Structured figure records:
---*---

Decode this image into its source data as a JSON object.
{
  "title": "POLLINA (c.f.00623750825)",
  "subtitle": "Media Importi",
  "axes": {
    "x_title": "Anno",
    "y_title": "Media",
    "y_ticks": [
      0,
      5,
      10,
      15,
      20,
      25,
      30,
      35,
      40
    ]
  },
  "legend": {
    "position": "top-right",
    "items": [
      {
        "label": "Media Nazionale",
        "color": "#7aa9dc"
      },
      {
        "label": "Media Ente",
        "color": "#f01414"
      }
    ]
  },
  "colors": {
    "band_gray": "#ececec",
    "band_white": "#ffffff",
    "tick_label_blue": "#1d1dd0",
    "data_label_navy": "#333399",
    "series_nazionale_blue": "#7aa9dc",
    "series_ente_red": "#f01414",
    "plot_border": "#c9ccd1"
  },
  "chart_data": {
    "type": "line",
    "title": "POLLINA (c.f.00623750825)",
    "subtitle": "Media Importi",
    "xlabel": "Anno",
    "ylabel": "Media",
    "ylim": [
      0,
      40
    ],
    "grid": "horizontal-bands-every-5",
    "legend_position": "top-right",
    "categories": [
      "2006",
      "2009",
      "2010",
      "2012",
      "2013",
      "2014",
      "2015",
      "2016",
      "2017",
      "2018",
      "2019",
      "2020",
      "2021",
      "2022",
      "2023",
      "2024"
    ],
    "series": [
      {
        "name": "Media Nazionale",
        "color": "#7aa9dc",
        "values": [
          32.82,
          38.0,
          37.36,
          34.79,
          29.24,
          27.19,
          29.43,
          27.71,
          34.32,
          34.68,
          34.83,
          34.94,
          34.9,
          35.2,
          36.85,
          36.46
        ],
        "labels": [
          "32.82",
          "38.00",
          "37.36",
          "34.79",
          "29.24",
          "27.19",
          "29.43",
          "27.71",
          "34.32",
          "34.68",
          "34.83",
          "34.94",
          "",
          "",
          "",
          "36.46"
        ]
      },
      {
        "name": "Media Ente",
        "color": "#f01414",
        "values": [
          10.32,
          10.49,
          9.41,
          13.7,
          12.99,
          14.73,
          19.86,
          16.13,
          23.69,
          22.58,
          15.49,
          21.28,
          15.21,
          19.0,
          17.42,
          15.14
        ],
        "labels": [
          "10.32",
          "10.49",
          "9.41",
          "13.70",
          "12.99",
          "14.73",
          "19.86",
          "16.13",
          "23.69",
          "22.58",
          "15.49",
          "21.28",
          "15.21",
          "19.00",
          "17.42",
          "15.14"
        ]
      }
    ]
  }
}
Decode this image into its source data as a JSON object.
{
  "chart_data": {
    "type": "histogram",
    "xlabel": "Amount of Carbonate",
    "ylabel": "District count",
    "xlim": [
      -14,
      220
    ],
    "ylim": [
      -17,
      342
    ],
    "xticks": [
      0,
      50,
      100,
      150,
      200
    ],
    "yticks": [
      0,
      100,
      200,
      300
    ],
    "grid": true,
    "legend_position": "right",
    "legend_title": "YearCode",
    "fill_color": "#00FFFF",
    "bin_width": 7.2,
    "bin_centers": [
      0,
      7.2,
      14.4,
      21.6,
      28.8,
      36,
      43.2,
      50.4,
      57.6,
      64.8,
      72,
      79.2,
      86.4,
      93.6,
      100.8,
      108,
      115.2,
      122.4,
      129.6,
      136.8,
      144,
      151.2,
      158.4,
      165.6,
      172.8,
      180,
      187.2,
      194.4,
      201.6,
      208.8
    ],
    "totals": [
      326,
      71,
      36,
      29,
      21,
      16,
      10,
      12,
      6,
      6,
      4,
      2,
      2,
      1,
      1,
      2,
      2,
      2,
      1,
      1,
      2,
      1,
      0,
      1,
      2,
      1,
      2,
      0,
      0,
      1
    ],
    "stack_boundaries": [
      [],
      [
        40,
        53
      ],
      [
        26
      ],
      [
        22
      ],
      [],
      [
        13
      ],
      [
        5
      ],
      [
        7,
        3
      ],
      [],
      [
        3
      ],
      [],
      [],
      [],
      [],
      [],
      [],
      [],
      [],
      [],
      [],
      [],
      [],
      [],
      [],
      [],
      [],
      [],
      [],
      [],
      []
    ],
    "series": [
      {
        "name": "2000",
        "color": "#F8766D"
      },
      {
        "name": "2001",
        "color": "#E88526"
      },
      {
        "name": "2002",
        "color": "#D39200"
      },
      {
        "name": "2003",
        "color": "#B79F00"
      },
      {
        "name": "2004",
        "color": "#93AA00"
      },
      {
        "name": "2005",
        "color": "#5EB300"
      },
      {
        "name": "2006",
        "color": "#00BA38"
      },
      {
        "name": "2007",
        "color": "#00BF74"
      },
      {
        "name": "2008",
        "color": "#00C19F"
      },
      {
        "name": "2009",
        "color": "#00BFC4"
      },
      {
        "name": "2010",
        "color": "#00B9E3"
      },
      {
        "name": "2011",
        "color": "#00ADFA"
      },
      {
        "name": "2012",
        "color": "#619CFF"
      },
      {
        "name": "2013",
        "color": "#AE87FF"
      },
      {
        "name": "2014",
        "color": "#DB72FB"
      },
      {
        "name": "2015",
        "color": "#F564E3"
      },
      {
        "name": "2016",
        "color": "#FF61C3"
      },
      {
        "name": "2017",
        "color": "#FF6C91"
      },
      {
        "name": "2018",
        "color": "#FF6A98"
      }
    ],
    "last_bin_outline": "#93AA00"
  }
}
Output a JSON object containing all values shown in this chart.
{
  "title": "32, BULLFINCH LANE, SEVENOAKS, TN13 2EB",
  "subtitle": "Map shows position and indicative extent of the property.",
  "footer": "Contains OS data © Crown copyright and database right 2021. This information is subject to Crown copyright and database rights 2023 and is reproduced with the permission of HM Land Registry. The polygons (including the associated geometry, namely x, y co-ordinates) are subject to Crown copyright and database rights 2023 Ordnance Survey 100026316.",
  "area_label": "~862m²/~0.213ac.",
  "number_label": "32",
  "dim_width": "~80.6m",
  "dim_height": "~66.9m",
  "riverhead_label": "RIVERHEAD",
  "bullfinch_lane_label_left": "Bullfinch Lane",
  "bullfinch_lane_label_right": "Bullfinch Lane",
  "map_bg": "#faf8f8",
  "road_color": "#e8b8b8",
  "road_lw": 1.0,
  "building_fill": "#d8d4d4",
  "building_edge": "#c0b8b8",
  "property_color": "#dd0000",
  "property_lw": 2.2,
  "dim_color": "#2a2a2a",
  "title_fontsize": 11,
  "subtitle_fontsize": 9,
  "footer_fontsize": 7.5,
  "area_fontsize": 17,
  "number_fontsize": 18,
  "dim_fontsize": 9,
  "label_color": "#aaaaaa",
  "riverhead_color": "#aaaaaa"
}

---*---

Stated task: Count every line of the records that holds the string "xlabel". Write only the total.

Answer below: 2